■ AIM ■
Print the data below without any change, starting at its first line and ending at the line that contains "The cable 130 is at (115, 868).", with both of those lines included.

■ GIVEN ENTRIES ■
>> START
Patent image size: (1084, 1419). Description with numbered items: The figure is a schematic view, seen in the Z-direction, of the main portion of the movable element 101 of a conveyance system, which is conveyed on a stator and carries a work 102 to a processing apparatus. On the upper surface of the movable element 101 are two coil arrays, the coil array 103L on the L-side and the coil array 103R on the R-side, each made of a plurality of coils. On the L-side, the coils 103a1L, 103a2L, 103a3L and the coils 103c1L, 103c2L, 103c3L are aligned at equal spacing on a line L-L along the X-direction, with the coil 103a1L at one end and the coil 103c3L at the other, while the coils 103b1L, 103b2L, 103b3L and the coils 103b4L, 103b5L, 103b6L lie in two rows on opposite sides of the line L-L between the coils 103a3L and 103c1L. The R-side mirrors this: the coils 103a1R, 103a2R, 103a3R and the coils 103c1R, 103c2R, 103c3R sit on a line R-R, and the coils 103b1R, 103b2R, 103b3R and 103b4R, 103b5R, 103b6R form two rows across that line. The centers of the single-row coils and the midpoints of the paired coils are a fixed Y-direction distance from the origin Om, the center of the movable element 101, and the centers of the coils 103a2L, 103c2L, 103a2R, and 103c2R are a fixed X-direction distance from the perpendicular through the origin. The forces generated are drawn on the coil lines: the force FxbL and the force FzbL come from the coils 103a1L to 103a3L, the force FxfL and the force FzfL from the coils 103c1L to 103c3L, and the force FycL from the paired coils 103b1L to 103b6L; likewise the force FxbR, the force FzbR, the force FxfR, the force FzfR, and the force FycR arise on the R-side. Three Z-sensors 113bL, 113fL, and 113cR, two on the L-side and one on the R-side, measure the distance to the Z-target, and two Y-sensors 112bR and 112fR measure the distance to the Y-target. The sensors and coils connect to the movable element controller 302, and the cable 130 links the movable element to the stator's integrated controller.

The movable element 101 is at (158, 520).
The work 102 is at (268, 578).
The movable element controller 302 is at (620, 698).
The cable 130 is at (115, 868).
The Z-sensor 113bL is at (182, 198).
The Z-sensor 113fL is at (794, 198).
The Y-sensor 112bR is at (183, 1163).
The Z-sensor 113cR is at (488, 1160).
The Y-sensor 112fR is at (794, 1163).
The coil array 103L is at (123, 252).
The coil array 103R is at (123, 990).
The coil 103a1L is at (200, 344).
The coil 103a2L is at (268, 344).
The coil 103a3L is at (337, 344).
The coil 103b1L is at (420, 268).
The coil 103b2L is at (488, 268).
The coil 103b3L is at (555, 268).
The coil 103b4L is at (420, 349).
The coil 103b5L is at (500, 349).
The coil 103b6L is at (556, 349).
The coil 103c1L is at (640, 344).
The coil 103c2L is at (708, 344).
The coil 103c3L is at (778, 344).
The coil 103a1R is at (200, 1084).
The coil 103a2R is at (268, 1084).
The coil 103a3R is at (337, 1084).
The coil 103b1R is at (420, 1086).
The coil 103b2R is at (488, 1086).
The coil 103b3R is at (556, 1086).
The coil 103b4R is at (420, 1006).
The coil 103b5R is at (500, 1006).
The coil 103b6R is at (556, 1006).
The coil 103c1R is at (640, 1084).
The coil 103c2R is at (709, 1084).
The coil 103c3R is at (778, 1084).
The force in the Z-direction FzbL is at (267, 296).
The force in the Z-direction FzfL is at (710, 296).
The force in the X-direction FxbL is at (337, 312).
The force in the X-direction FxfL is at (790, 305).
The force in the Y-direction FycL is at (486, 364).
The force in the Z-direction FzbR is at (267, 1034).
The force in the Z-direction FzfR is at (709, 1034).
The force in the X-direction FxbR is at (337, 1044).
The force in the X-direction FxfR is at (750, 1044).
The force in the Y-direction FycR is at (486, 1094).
>> END
■ TASK OUTPUT ■
Patent image size: (1084, 1419). Description with numbered items: The figure is a schematic view, seen in the Z-direction, of the main portion of the movable element 101 of a conveyance system, which is conveyed on a stator and carries a work 102 to a processing apparatus. On the upper surface of the movable element 101 are two coil arrays, the coil array 103L on the L-side and the coil array 103R on the R-side, each made of a plurality of coils. On the L-side, the coils 103a1L, 103a2L, 103a3L and the coils 103c1L, 103c2L, 103c3L are aligned at equal spacing on a line L-L along the X-direction, with the coil 103a1L at one end and the coil 103c3L at the other, while the coils 103b1L, 103b2L, 103b3L and the coils 103b4L, 103b5L, 103b6L lie in two rows on opposite sides of the line L-L between the coils 103a3L and 103c1L. The R-side mirrors this: the coils 103a1R, 103a2R, 103a3R and the coils 103c1R, 103c2R, 103c3R sit on a line R-R, and the coils 103b1R, 103b2R, 103b3R and 103b4R, 103b5R, 103b6R form two rows across that line. The centers of the single-row coils and the midpoints of the paired coils are a fixed Y-direction distance from the origin Om, the center of the movable element 101, and the centers of the coils 103a2L, 103c2L, 103a2R, and 103c2R are a fixed X-direction distance from the perpendicular through the origin. The forces generated are drawn on the coil lines: the force FxbL and the force FzbL come from the coils 103a1L to 103a3L, the force FxfL and the force FzfL from the coils 103c1L to 103c3L, and the force FycL from the paired coils 103b1L to 103b6L; likewise the force FxbR, the force FzbR, the force FxfR, the force FzfR, and the force FycR arise on the R-side. Three Z-sensors 113bL, 113fL, and 113cR, two on the L-side and one on the R-side, measure the distance to the Z-target, and two Y-sensors 112bR and 112fR measure the distance to the Y-target. The sensors and coils connect to the movable element controller 302, and the cable 130 links the movable element to the stator's integrated controller.

The movable element 101 is at (158, 520).
The work 102 is at (268, 578).
The movable element controller 302 is at (620, 698).
The cable 130 is at (115, 868).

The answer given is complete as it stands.